▸ **WHAT YOU NEED TO DO**:
Match on the string "risk" in the entries below and return every matching line.

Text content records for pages
--

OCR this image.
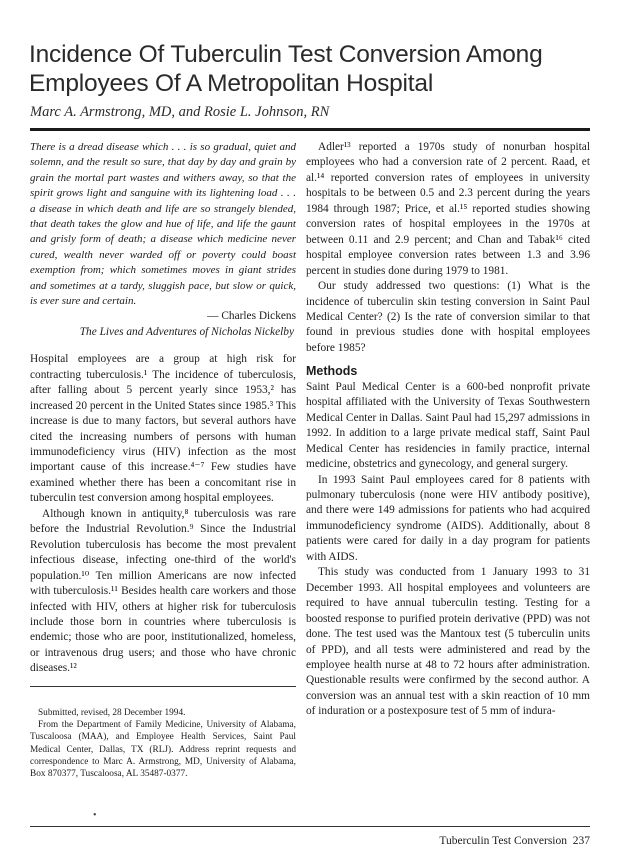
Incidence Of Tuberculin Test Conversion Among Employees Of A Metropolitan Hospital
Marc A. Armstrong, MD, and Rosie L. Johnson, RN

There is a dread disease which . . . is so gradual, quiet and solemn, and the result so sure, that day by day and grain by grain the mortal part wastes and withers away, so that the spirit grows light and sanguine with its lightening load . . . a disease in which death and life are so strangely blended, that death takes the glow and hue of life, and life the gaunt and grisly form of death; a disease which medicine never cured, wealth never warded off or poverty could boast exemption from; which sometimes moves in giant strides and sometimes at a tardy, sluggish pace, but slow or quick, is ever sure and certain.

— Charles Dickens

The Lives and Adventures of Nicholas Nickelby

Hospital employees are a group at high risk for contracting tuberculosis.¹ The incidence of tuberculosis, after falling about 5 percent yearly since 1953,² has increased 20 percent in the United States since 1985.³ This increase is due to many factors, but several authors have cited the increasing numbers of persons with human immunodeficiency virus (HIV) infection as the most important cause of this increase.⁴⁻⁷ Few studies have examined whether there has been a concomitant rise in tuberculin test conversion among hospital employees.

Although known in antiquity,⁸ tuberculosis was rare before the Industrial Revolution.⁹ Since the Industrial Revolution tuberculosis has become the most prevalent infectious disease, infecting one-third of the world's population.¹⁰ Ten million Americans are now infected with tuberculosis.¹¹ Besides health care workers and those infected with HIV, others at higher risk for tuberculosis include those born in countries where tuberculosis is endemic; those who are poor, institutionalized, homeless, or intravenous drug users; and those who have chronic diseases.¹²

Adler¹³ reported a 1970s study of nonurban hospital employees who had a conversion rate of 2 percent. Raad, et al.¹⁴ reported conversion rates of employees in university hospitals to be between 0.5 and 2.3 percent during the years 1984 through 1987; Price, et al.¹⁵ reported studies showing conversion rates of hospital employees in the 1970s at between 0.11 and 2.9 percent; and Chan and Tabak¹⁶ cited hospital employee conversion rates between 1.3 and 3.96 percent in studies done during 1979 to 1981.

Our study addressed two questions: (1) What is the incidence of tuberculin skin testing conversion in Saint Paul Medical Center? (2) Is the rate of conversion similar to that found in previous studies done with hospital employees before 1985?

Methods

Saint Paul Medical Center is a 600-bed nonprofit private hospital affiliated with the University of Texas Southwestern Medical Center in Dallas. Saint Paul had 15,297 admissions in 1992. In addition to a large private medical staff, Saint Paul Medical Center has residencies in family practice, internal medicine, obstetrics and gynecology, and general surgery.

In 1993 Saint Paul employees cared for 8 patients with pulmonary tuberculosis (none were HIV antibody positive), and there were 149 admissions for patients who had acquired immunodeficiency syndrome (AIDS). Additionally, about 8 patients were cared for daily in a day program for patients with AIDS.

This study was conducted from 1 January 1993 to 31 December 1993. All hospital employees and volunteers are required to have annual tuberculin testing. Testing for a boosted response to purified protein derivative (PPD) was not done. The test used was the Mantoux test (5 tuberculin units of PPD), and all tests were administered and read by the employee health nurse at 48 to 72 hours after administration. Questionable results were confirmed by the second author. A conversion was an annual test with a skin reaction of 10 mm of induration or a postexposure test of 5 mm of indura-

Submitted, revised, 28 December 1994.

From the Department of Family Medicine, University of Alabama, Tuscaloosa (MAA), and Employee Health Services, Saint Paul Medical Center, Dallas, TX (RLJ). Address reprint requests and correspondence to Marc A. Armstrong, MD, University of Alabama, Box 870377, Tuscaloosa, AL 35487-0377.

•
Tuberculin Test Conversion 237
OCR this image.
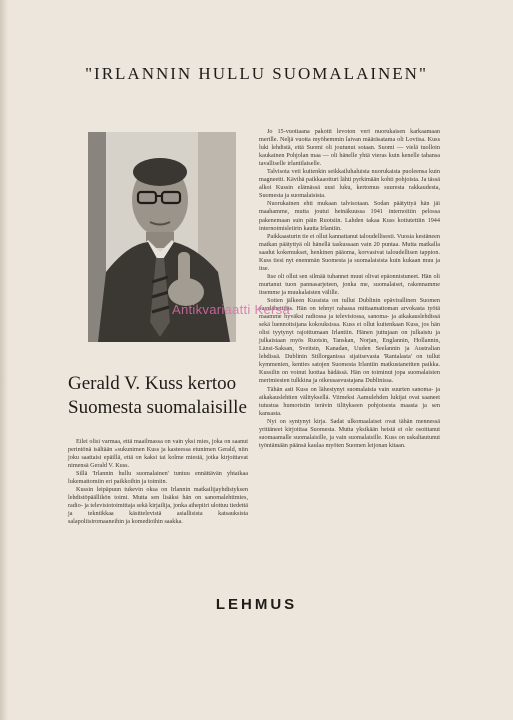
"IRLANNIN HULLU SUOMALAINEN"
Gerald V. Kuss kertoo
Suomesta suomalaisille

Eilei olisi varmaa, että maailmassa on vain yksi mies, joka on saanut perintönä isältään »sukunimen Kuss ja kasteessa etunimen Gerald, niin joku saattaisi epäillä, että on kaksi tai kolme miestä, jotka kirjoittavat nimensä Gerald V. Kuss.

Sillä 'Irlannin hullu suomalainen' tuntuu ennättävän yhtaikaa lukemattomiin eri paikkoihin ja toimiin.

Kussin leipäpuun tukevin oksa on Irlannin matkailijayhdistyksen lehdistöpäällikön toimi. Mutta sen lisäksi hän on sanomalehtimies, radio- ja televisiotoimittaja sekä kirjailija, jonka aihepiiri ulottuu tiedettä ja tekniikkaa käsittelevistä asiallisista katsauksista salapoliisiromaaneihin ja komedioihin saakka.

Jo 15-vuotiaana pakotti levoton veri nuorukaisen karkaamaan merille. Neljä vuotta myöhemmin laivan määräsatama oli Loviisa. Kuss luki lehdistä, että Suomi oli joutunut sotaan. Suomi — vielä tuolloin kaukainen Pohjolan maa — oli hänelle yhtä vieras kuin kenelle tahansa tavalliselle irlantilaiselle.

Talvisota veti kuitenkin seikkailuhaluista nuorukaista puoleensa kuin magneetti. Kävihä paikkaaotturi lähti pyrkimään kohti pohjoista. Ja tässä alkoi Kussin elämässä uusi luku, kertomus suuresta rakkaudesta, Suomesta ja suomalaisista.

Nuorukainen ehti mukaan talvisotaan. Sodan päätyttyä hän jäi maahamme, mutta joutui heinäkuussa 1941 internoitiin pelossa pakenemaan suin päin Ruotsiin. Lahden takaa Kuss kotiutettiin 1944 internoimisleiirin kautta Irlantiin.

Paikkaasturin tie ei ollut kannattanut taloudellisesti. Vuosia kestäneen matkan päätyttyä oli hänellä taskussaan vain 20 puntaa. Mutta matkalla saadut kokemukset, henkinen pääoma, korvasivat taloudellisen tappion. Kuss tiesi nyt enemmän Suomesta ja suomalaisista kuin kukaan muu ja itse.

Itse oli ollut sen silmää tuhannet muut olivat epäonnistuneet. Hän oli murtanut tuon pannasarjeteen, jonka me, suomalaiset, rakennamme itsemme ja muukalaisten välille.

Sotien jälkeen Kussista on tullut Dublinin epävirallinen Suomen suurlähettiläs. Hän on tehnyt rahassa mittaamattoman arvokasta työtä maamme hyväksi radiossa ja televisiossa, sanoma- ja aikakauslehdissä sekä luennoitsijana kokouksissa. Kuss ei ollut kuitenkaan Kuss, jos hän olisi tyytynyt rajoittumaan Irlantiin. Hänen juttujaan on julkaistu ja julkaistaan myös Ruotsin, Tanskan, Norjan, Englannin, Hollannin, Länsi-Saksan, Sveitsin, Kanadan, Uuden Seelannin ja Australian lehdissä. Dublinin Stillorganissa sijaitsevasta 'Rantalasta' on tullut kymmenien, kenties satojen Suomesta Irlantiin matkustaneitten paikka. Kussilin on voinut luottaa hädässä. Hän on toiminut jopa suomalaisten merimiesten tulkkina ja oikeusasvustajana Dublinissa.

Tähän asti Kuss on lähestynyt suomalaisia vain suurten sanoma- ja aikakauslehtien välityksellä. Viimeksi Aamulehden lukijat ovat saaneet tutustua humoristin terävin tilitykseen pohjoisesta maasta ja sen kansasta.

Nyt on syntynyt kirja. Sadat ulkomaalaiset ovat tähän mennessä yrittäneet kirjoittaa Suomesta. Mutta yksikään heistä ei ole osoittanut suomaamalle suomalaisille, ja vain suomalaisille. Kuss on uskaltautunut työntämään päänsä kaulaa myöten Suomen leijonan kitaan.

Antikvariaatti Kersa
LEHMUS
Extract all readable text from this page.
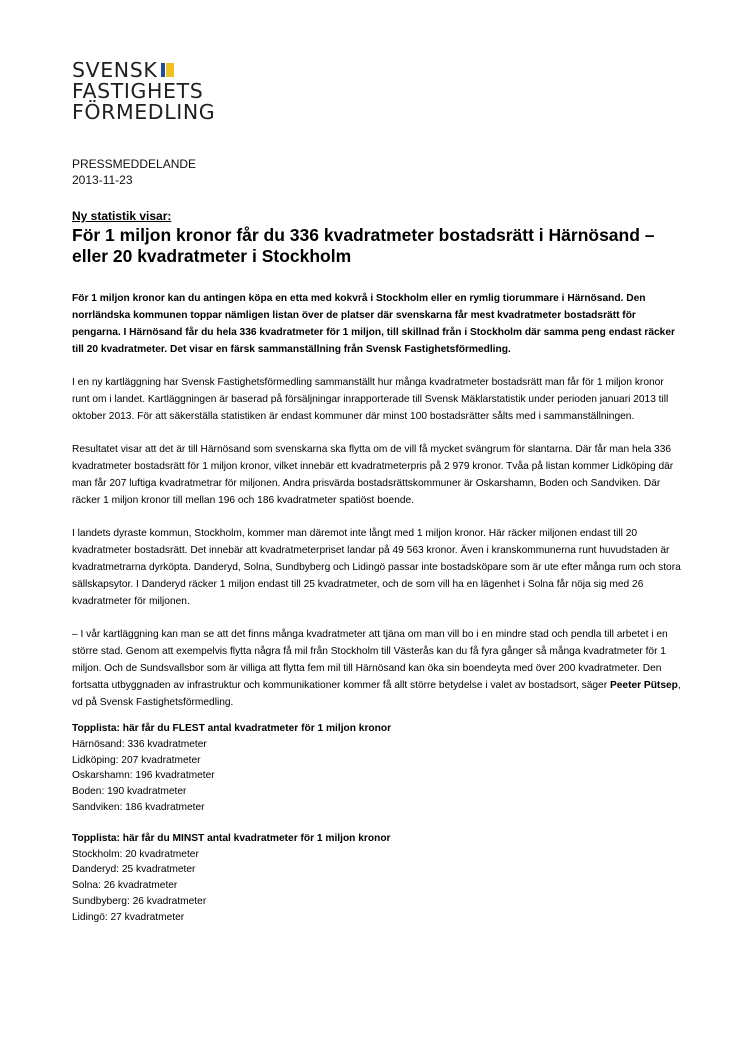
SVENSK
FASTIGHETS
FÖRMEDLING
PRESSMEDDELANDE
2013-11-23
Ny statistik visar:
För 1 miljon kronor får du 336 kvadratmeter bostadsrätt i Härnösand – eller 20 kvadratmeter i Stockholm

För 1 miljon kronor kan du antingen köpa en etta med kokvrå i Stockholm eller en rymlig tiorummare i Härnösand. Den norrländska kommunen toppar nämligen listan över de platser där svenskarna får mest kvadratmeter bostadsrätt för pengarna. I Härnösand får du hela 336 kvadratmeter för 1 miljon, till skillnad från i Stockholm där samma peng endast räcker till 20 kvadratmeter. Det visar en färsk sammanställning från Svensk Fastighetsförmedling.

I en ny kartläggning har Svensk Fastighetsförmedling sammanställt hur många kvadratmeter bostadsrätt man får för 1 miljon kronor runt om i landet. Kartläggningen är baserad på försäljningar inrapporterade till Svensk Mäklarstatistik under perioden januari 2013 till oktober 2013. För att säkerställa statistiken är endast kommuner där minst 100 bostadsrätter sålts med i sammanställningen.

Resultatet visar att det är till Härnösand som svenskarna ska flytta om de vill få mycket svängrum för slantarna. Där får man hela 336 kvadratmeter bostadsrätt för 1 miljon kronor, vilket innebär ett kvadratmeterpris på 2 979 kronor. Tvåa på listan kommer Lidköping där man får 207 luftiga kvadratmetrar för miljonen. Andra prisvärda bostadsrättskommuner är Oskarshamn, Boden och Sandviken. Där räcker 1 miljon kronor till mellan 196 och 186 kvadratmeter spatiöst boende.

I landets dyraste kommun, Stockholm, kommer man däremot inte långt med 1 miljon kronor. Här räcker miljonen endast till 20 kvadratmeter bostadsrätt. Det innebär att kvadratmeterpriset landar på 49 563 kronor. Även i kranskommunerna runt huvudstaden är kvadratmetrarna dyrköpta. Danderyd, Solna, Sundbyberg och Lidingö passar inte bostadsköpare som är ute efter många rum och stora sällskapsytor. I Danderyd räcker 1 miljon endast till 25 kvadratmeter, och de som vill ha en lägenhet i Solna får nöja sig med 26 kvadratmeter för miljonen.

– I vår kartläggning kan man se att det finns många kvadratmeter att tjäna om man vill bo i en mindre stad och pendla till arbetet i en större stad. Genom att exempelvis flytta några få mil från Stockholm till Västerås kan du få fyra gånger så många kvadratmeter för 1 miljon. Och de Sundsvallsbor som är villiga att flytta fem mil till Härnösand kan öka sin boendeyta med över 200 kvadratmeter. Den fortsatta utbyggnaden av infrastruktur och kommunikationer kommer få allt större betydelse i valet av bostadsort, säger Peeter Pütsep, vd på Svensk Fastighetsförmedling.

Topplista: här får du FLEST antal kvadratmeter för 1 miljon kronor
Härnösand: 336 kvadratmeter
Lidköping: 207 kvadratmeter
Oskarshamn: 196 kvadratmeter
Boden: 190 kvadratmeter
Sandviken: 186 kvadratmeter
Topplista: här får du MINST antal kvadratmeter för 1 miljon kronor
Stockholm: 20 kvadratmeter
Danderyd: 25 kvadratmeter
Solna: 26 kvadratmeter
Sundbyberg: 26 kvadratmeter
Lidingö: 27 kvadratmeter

--

▸ **ANSWER BOX**:
Hospital employees are a group at high risk for contracting tuberculosis.¹ The incidence of tuberculosis, after falling about 5 percent yearly since 1953,² has increased 20 percent in the United States since 1985.³ This increase is due to many factors, but several authors have cited the increasing numbers of persons with human immunodeficiency virus (HIV) infection as the most important cause of this increase.⁴⁻⁷ Few studies have examined whether there has been a concomitant rise in tuberculin test conversion among hospital employees.
Although known in antiquity,⁸ tuberculosis was rare before the Industrial Revolution.⁹ Since the Industrial Revolution tuberculosis has become the most prevalent infectious disease, infecting one-third of the world's population.¹⁰ Ten million Americans are now infected with tuberculosis.¹¹ Besides health care workers and those infected with HIV, others at higher risk for tuberculosis include those born in countries where tuberculosis is endemic; those who are poor, institutionalized, homeless, or intravenous drug users; and those who have chronic diseases.¹²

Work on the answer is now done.